Figure collection entries:
______

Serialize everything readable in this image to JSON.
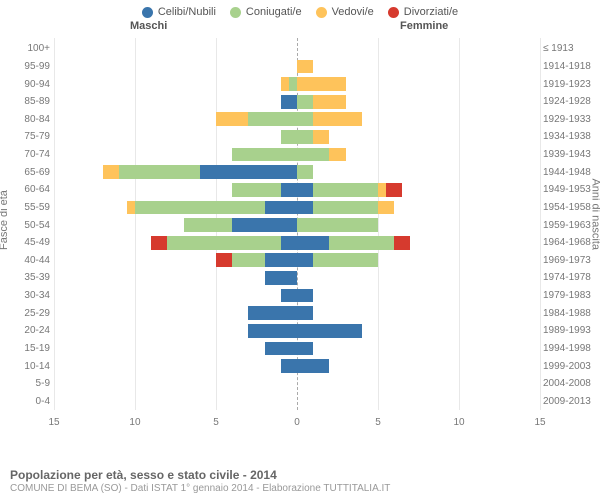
{
  "legend": [
    {
      "label": "Celibi/Nubili",
      "color": "#3a75ac"
    },
    {
      "label": "Coniugati/e",
      "color": "#a8d18d"
    },
    {
      "label": "Vedovi/e",
      "color": "#fec35b"
    },
    {
      "label": "Divorziati/e",
      "color": "#d63a2e"
    }
  ],
  "headers": {
    "male": "Maschi",
    "female": "Femmine"
  },
  "axis": {
    "left_label": "Fasce di età",
    "right_label": "Anni di nascita",
    "x_max": 15,
    "x_ticks": [
      15,
      10,
      5,
      0,
      5,
      10,
      15
    ]
  },
  "colors": {
    "grid": "#e8e8e8",
    "zero_line": "#aaaaaa",
    "background": "#ffffff",
    "tick_text": "#777777",
    "header_text": "#555555"
  },
  "age_bands": [
    {
      "age": "100+",
      "birth": "≤ 1913",
      "m": [
        0,
        0,
        0,
        0
      ],
      "f": [
        0,
        0,
        0,
        0
      ]
    },
    {
      "age": "95-99",
      "birth": "1914-1918",
      "m": [
        0,
        0,
        0,
        0
      ],
      "f": [
        0,
        0,
        1,
        0
      ]
    },
    {
      "age": "90-94",
      "birth": "1919-1923",
      "m": [
        0,
        0.5,
        0.5,
        0
      ],
      "f": [
        0,
        0,
        3,
        0
      ]
    },
    {
      "age": "85-89",
      "birth": "1924-1928",
      "m": [
        1,
        0,
        0,
        0
      ],
      "f": [
        0,
        1,
        2,
        0
      ]
    },
    {
      "age": "80-84",
      "birth": "1929-1933",
      "m": [
        0,
        3,
        2,
        0
      ],
      "f": [
        0,
        1,
        3,
        0
      ]
    },
    {
      "age": "75-79",
      "birth": "1934-1938",
      "m": [
        0,
        1,
        0,
        0
      ],
      "f": [
        0,
        1,
        1,
        0
      ]
    },
    {
      "age": "70-74",
      "birth": "1939-1943",
      "m": [
        0,
        4,
        0,
        0
      ],
      "f": [
        0,
        2,
        1,
        0
      ]
    },
    {
      "age": "65-69",
      "birth": "1944-1948",
      "m": [
        6,
        5,
        1,
        0
      ],
      "f": [
        0,
        1,
        0,
        0
      ]
    },
    {
      "age": "60-64",
      "birth": "1949-1953",
      "m": [
        1,
        3,
        0,
        0
      ],
      "f": [
        1,
        4,
        0.5,
        1
      ]
    },
    {
      "age": "55-59",
      "birth": "1954-1958",
      "m": [
        2,
        8,
        0.5,
        0
      ],
      "f": [
        1,
        4,
        1,
        0
      ]
    },
    {
      "age": "50-54",
      "birth": "1959-1963",
      "m": [
        4,
        3,
        0,
        0
      ],
      "f": [
        0,
        5,
        0,
        0
      ]
    },
    {
      "age": "45-49",
      "birth": "1964-1968",
      "m": [
        1,
        7,
        0,
        1
      ],
      "f": [
        2,
        4,
        0,
        1
      ]
    },
    {
      "age": "40-44",
      "birth": "1969-1973",
      "m": [
        2,
        2,
        0,
        1
      ],
      "f": [
        1,
        4,
        0,
        0
      ]
    },
    {
      "age": "35-39",
      "birth": "1974-1978",
      "m": [
        2,
        0,
        0,
        0
      ],
      "f": [
        0,
        0,
        0,
        0
      ]
    },
    {
      "age": "30-34",
      "birth": "1979-1983",
      "m": [
        1,
        0,
        0,
        0
      ],
      "f": [
        1,
        0,
        0,
        0
      ]
    },
    {
      "age": "25-29",
      "birth": "1984-1988",
      "m": [
        3,
        0,
        0,
        0
      ],
      "f": [
        1,
        0,
        0,
        0
      ]
    },
    {
      "age": "20-24",
      "birth": "1989-1993",
      "m": [
        3,
        0,
        0,
        0
      ],
      "f": [
        4,
        0,
        0,
        0
      ]
    },
    {
      "age": "15-19",
      "birth": "1994-1998",
      "m": [
        2,
        0,
        0,
        0
      ],
      "f": [
        1,
        0,
        0,
        0
      ]
    },
    {
      "age": "10-14",
      "birth": "1999-2003",
      "m": [
        1,
        0,
        0,
        0
      ],
      "f": [
        2,
        0,
        0,
        0
      ]
    },
    {
      "age": "5-9",
      "birth": "2004-2008",
      "m": [
        0,
        0,
        0,
        0
      ],
      "f": [
        0,
        0,
        0,
        0
      ]
    },
    {
      "age": "0-4",
      "birth": "2009-2013",
      "m": [
        0,
        0,
        0,
        0
      ],
      "f": [
        0,
        0,
        0,
        0
      ]
    }
  ],
  "footer": {
    "title": "Popolazione per età, sesso e stato civile - 2014",
    "subtitle": "COMUNE DI BEMA (SO) - Dati ISTAT 1° gennaio 2014 - Elaborazione TUTTITALIA.IT"
  }
}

______

Reproduce each record from above exactly; pictures do not belong in the copy.

Serialize everything readable in this image to JSON.
{
  "legend": [
    {
      "label": "Celibi/Nubili",
      "color": "#3a75ac"
    },
    {
      "label": "Coniugati/e",
      "color": "#a8d18d"
    },
    {
      "label": "Vedovi/e",
      "color": "#fec35b"
    },
    {
      "label": "Divorziati/e",
      "color": "#d63a2e"
    }
  ],
  "headers": {
    "male": "Maschi",
    "female": "Femmine"
  },
  "axis": {
    "left_label": "Fasce di età",
    "right_label": "Anni di nascita",
    "x_max": 15,
    "x_ticks": [
      15,
      10,
      5,
      0,
      5,
      10,
      15
    ]
  },
  "colors": {
    "grid": "#e8e8e8",
    "zero_line": "#aaaaaa",
    "background": "#ffffff",
    "tick_text": "#777777",
    "header_text": "#555555"
  },
  "age_bands": [
    {
      "age": "100+",
      "birth": "≤ 1913",
      "m": [
        0,
        0,
        0,
        0
      ],
      "f": [
        0,
        0,
        0,
        0
      ]
    },
    {
      "age": "95-99",
      "birth": "1914-1918",
      "m": [
        0,
        0,
        0,
        0
      ],
      "f": [
        0,
        0,
        1,
        0
      ]
    },
    {
      "age": "90-94",
      "birth": "1919-1923",
      "m": [
        0,
        0.5,
        0.5,
        0
      ],
      "f": [
        0,
        0,
        3,
        0
      ]
    },
    {
      "age": "85-89",
      "birth": "1924-1928",
      "m": [
        1,
        0,
        0,
        0
      ],
      "f": [
        0,
        1,
        2,
        0
      ]
    },
    {
      "age": "80-84",
      "birth": "1929-1933",
      "m": [
        0,
        3,
        2,
        0
      ],
      "f": [
        0,
        1,
        3,
        0
      ]
    },
    {
      "age": "75-79",
      "birth": "1934-1938",
      "m": [
        0,
        1,
        0,
        0
      ],
      "f": [
        0,
        1,
        1,
        0
      ]
    },
    {
      "age": "70-74",
      "birth": "1939-1943",
      "m": [
        0,
        4,
        0,
        0
      ],
      "f": [
        0,
        2,
        1,
        0
      ]
    },
    {
      "age": "65-69",
      "birth": "1944-1948",
      "m": [
        6,
        5,
        1,
        0
      ],
      "f": [
        0,
        1,
        0,
        0
      ]
    },
    {
      "age": "60-64",
      "birth": "1949-1953",
      "m": [
        1,
        3,
        0,
        0
      ],
      "f": [
        1,
        4,
        0.5,
        1
      ]
    },
    {
      "age": "55-59",
      "birth": "1954-1958",
      "m": [
        2,
        8,
        0.5,
        0
      ],
      "f": [
        1,
        4,
        1,
        0
      ]
    },
    {
      "age": "50-54",
      "birth": "1959-1963",
      "m": [
        4,
        3,
        0,
        0
      ],
      "f": [
        0,
        5,
        0,
        0
      ]
    },
    {
      "age": "45-49",
      "birth": "1964-1968",
      "m": [
        1,
        7,
        0,
        1
      ],
      "f": [
        2,
        4,
        0,
        1
      ]
    },
    {
      "age": "40-44",
      "birth": "1969-1973",
      "m": [
        2,
        2,
        0,
        1
      ],
      "f": [
        1,
        4,
        0,
        0
      ]
    },
    {
      "age": "35-39",
      "birth": "1974-1978",
      "m": [
        2,
        0,
        0,
        0
      ],
      "f": [
        0,
        0,
        0,
        0
      ]
    },
    {
      "age": "30-34",
      "birth": "1979-1983",
      "m": [
        1,
        0,
        0,
        0
      ],
      "f": [
        1,
        0,
        0,
        0
      ]
    },
    {
      "age": "25-29",
      "birth": "1984-1988",
      "m": [
        3,
        0,
        0,
        0
      ],
      "f": [
        1,
        0,
        0,
        0
      ]
    },
    {
      "age": "20-24",
      "birth": "1989-1993",
      "m": [
        3,
        0,
        0,
        0
      ],
      "f": [
        4,
        0,
        0,
        0
      ]
    },
    {
      "age": "15-19",
      "birth": "1994-1998",
      "m": [
        2,
        0,
        0,
        0
      ],
      "f": [
        1,
        0,
        0,
        0
      ]
    },
    {
      "age": "10-14",
      "birth": "1999-2003",
      "m": [
        1,
        0,
        0,
        0
      ],
      "f": [
        2,
        0,
        0,
        0
      ]
    },
    {
      "age": "5-9",
      "birth": "2004-2008",
      "m": [
        0,
        0,
        0,
        0
      ],
      "f": [
        0,
        0,
        0,
        0
      ]
    },
    {
      "age": "0-4",
      "birth": "2009-2013",
      "m": [
        0,
        0,
        0,
        0
      ],
      "f": [
        0,
        0,
        0,
        0
      ]
    }
  ],
  "footer": {
    "title": "Popolazione per età, sesso e stato civile - 2014",
    "subtitle": "COMUNE DI BEMA (SO) - Dati ISTAT 1° gennaio 2014 - Elaborazione TUTTITALIA.IT"
  }
}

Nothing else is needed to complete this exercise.